** begin LISTED ENTRIES **
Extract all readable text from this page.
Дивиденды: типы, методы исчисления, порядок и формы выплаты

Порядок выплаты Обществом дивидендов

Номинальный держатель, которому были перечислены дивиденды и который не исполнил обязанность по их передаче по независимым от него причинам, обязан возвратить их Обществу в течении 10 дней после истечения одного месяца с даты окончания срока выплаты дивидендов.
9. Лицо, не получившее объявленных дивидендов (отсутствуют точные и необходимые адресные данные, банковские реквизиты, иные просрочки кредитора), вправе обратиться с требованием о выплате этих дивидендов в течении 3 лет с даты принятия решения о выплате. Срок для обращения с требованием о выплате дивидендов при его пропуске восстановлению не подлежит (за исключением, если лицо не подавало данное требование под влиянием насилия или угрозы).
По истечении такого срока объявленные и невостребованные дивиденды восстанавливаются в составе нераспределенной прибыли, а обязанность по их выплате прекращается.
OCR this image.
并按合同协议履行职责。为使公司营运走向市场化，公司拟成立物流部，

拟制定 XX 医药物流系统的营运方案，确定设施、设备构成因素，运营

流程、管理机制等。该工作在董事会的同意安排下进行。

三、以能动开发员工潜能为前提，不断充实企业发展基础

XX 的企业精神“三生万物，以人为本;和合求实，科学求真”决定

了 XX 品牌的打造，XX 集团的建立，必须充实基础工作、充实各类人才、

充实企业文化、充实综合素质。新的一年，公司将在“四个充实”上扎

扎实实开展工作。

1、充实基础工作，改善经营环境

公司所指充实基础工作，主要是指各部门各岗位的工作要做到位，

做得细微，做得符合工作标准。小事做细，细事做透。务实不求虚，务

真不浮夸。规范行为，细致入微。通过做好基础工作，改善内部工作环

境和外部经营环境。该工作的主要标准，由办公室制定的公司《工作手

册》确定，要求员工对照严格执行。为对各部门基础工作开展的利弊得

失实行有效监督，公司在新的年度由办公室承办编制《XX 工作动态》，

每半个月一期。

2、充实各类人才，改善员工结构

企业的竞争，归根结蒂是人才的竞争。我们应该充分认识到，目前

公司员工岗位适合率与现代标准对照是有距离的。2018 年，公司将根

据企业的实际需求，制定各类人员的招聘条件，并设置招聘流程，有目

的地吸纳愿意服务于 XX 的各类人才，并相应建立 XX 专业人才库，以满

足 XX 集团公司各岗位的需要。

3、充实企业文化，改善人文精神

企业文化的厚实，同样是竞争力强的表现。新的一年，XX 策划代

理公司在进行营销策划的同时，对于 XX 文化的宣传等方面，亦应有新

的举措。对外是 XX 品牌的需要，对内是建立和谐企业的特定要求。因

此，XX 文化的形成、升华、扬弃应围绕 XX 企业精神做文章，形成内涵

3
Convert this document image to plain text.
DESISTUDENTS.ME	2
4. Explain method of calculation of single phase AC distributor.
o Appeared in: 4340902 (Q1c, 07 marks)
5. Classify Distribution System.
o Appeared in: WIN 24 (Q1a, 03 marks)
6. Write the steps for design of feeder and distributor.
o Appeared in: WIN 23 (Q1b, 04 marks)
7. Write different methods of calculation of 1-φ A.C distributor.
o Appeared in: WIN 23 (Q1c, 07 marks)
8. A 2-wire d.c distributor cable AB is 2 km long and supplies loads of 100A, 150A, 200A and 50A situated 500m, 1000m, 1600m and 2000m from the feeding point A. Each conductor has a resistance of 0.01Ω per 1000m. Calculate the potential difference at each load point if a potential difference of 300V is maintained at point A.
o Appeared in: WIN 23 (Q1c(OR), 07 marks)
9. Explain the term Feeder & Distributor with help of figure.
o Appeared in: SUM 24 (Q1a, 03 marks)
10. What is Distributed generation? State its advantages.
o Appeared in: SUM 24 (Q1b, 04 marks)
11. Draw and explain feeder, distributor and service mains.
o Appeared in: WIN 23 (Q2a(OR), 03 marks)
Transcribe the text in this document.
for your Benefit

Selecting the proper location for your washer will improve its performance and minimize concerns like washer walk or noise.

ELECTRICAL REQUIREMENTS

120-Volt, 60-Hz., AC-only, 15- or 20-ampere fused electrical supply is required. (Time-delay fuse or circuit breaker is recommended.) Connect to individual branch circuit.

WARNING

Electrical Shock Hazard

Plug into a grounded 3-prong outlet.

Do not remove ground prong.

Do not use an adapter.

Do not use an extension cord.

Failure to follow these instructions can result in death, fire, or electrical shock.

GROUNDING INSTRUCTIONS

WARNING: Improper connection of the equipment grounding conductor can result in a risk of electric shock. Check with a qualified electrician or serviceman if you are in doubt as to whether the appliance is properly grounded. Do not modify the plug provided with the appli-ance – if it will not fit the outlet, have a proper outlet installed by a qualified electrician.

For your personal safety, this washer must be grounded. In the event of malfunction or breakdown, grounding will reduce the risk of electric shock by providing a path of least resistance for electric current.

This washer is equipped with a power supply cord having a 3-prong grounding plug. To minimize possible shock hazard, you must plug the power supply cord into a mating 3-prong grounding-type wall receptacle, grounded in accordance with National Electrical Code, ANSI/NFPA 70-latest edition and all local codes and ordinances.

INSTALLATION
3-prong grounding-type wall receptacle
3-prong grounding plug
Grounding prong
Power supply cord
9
** end LISTED ENTRIES **
**WORK TO COMPLETE:** Using the material above, print every entry exactly as written.

**CORRECT ANSWER:**
Extract all readable text from this page.
Дивиденды: типы, методы исчисления, порядок и формы выплаты

Порядок выплаты Обществом дивидендов

Номинальный держатель, которому были перечислены дивиденды и который не исполнил обязанность по их передаче по независимым от него причинам, обязан возвратить их Обществу в течении 10 дней после истечения одного месяца с даты окончания срока выплаты дивидендов.
9. Лицо, не получившее объявленных дивидендов (отсутствуют точные и необходимые адресные данные, банковские реквизиты, иные просрочки кредитора), вправе обратиться с требованием о выплате этих дивидендов в течении 3 лет с даты принятия решения о выплате. Срок для обращения с требованием о выплате дивидендов при его пропуске восстановлению не подлежит (за исключением, если лицо не подавало данное требование под влиянием насилия или угрозы).
По истечении такого срока объявленные и невостребованные дивиденды восстанавливаются в составе нераспределенной прибыли, а обязанность по их выплате прекращается.
OCR this image.
并按合同协议履行职责。为使公司营运走向市场化，公司拟成立物流部，

拟制定 XX 医药物流系统的营运方案，确定设施、设备构成因素，运营

流程、管理机制等。该工作在董事会的同意安排下进行。

三、以能动开发员工潜能为前提，不断充实企业发展基础

XX 的企业精神“三生万物，以人为本;和合求实，科学求真”决定

了 XX 品牌的打造，XX 集团的建立，必须充实基础工作、充实各类人才、

充实企业文化、充实综合素质。新的一年，公司将在“四个充实”上扎

扎实实开展工作。

1、充实基础工作，改善经营环境

公司所指充实基础工作，主要是指各部门各岗位的工作要做到位，

做得细微，做得符合工作标准。小事做细，细事做透。务实不求虚，务

真不浮夸。规范行为，细致入微。通过做好基础工作，改善内部工作环

境和外部经营环境。该工作的主要标准，由办公室制定的公司《工作手

册》确定，要求员工对照严格执行。为对各部门基础工作开展的利弊得

失实行有效监督，公司在新的年度由办公室承办编制《XX 工作动态》，

每半个月一期。

2、充实各类人才，改善员工结构

企业的竞争，归根结蒂是人才的竞争。我们应该充分认识到，目前

公司员工岗位适合率与现代标准对照是有距离的。2018 年，公司将根

据企业的实际需求，制定各类人员的招聘条件，并设置招聘流程，有目

的地吸纳愿意服务于 XX 的各类人才，并相应建立 XX 专业人才库，以满

足 XX 集团公司各岗位的需要。

3、充实企业文化，改善人文精神

企业文化的厚实，同样是竞争力强的表现。新的一年，XX 策划代

理公司在进行营销策划的同时，对于 XX 文化的宣传等方面，亦应有新

的举措。对外是 XX 品牌的需要，对内是建立和谐企业的特定要求。因

此，XX 文化的形成、升华、扬弃应围绕 XX 企业精神做文章，形成内涵

3
Convert this document image to plain text.
DESISTUDENTS.ME	2
4. Explain method of calculation of single phase AC distributor.
o Appeared in: 4340902 (Q1c, 07 marks)
5. Classify Distribution System.
o Appeared in: WIN 24 (Q1a, 03 marks)
6. Write the steps for design of feeder and distributor.
o Appeared in: WIN 23 (Q1b, 04 marks)
7. Write different methods of calculation of 1-φ A.C distributor.
o Appeared in: WIN 23 (Q1c, 07 marks)
8. A 2-wire d.c distributor cable AB is 2 km long and supplies loads of 100A, 150A, 200A and 50A situated 500m, 1000m, 1600m and 2000m from the feeding point A. Each conductor has a resistance of 0.01Ω per 1000m. Calculate the potential difference at each load point if a potential difference of 300V is maintained at point A.
o Appeared in: WIN 23 (Q1c(OR), 07 marks)
9. Explain the term Feeder & Distributor with help of figure.
o Appeared in: SUM 24 (Q1a, 03 marks)
10. What is Distributed generation? State its advantages.
o Appeared in: SUM 24 (Q1b, 04 marks)
11. Draw and explain feeder, distributor and service mains.
o Appeared in: WIN 23 (Q2a(OR), 03 marks)
Transcribe the text in this document.
for your Benefit

Selecting the proper location for your washer will improve its performance and minimize concerns like washer walk or noise.

ELECTRICAL REQUIREMENTS

120-Volt, 60-Hz., AC-only, 15- or 20-ampere fused electrical supply is required. (Time-delay fuse or circuit breaker is recommended.) Connect to individual branch circuit.

WARNING

Electrical Shock Hazard

Plug into a grounded 3-prong outlet.

Do not remove ground prong.

Do not use an adapter.

Do not use an extension cord.

Failure to follow these instructions can result in death, fire, or electrical shock.

GROUNDING INSTRUCTIONS

WARNING: Improper connection of the equipment grounding conductor can result in a risk of electric shock. Check with a qualified electrician or serviceman if you are in doubt as to whether the appliance is properly grounded. Do not modify the plug provided with the appli-ance – if it will not fit the outlet, have a proper outlet installed by a qualified electrician.

For your personal safety, this washer must be grounded. In the event of malfunction or breakdown, grounding will reduce the risk of electric shock by providing a path of least resistance for electric current.

This washer is equipped with a power supply cord having a 3-prong grounding plug. To minimize possible shock hazard, you must plug the power supply cord into a mating 3-prong grounding-type wall receptacle, grounded in accordance with National Electrical Code, ANSI/NFPA 70-latest edition and all local codes and ordinances.

INSTALLATION
3-prong grounding-type wall receptacle
3-prong grounding plug
Grounding prong
Power supply cord
9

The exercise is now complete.